Provided data:

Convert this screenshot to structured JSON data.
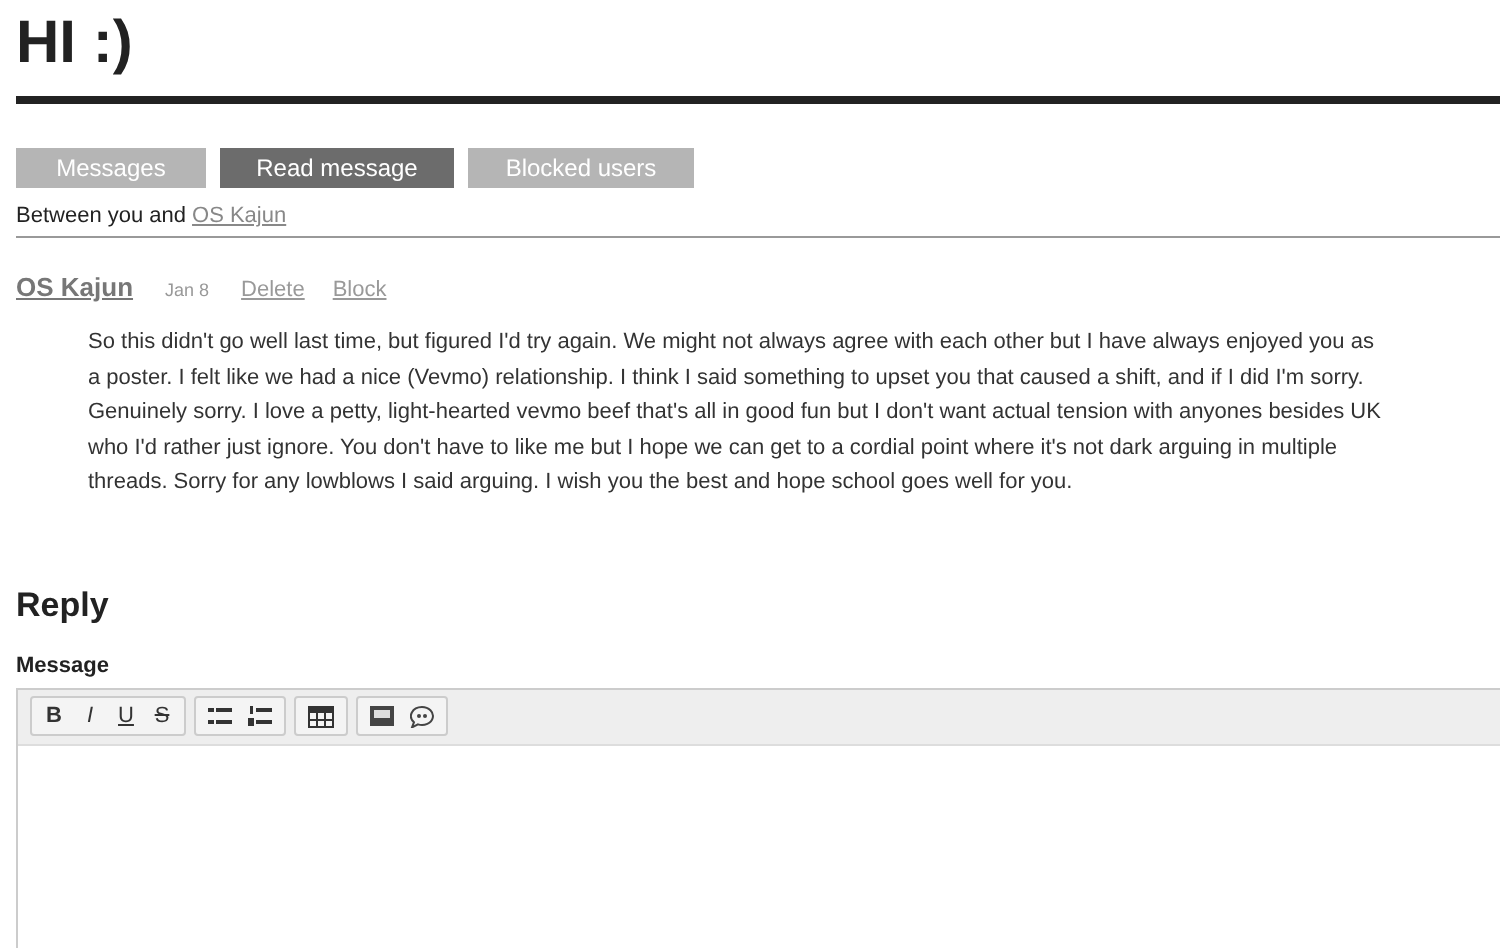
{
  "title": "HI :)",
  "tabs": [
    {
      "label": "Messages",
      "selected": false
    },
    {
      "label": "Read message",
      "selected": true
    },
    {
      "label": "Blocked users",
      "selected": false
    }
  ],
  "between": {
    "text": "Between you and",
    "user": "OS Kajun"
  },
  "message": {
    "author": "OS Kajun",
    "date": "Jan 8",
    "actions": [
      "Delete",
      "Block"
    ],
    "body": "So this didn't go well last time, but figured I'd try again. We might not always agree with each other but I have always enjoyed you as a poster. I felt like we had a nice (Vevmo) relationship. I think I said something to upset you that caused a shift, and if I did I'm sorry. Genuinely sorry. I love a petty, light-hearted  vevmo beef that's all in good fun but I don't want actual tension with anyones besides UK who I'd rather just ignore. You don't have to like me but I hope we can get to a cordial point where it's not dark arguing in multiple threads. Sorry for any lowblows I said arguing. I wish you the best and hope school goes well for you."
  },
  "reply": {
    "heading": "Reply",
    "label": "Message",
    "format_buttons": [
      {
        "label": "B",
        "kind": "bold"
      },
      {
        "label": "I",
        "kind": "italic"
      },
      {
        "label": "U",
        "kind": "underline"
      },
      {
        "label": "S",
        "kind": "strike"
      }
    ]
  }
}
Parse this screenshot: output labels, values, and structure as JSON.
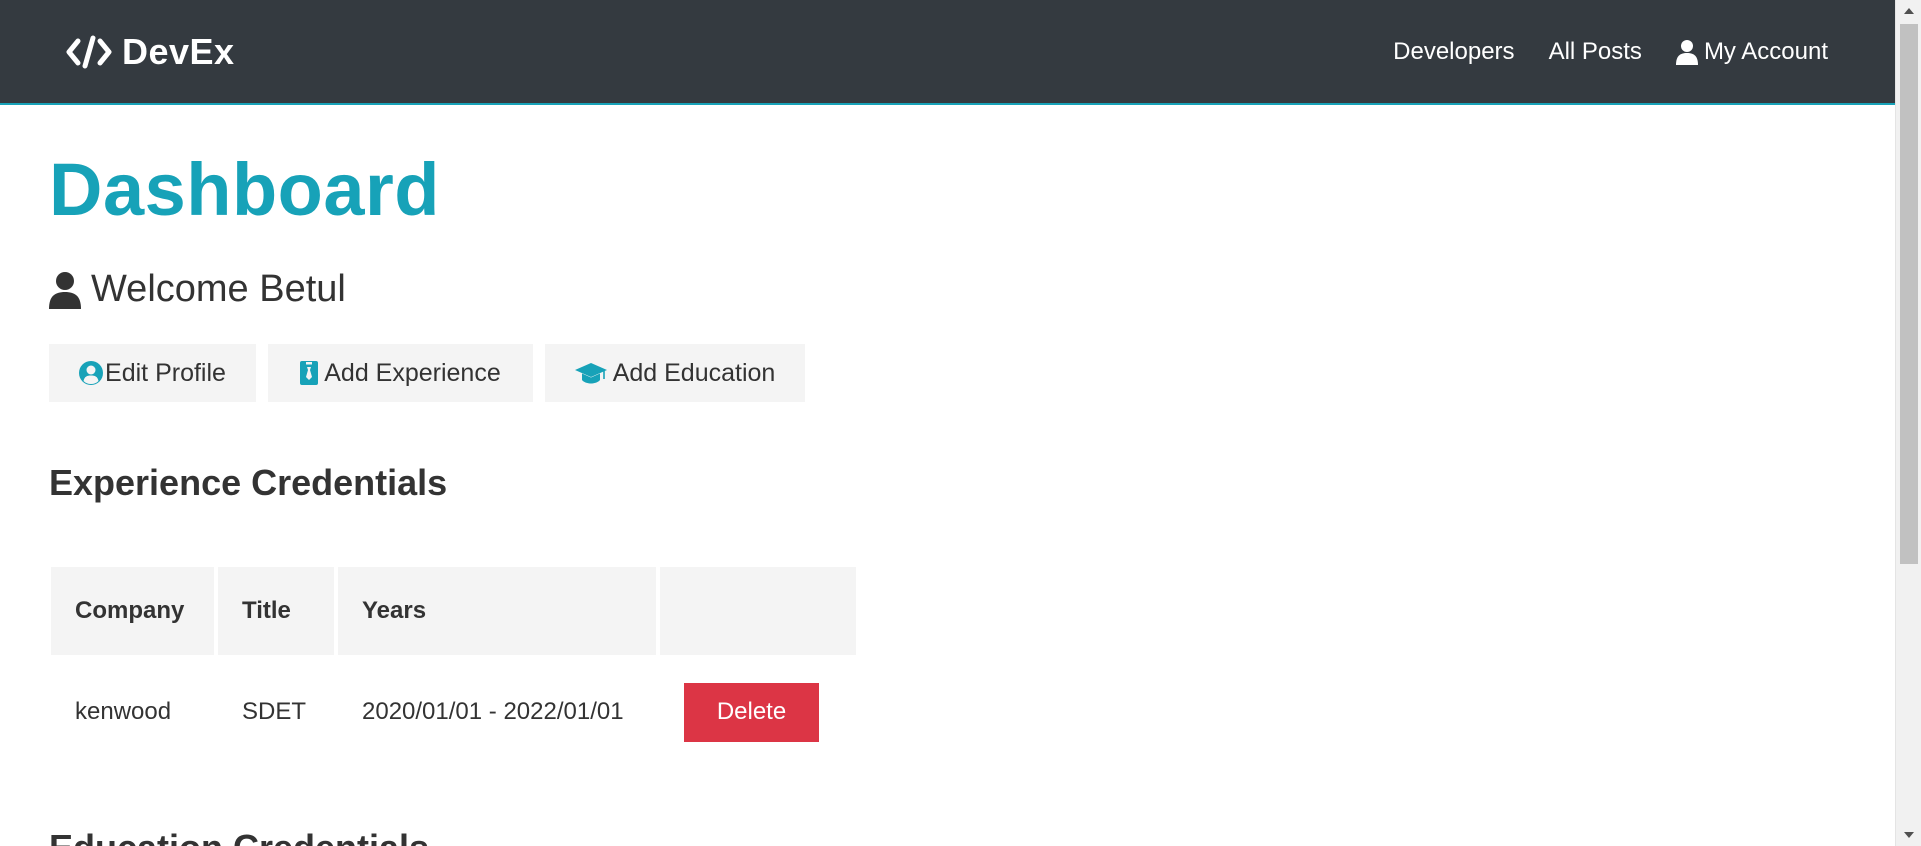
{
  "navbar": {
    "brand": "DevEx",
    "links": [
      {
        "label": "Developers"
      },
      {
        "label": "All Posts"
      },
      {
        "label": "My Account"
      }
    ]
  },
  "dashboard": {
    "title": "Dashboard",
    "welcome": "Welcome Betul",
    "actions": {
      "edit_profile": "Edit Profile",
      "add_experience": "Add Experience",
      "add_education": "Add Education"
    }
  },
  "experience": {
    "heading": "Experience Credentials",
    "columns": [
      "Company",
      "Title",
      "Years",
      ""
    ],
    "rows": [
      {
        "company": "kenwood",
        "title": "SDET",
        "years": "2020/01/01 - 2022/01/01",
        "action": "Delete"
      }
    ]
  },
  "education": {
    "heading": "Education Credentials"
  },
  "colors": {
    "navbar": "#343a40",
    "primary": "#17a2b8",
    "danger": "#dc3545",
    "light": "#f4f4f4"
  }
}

Instruction:
Which lines hold the string "kind"? List them all.

Output of the exercise:
        "kind": "bold"
        "kind": "italic"
        "kind": "underline"
        "kind": "strike"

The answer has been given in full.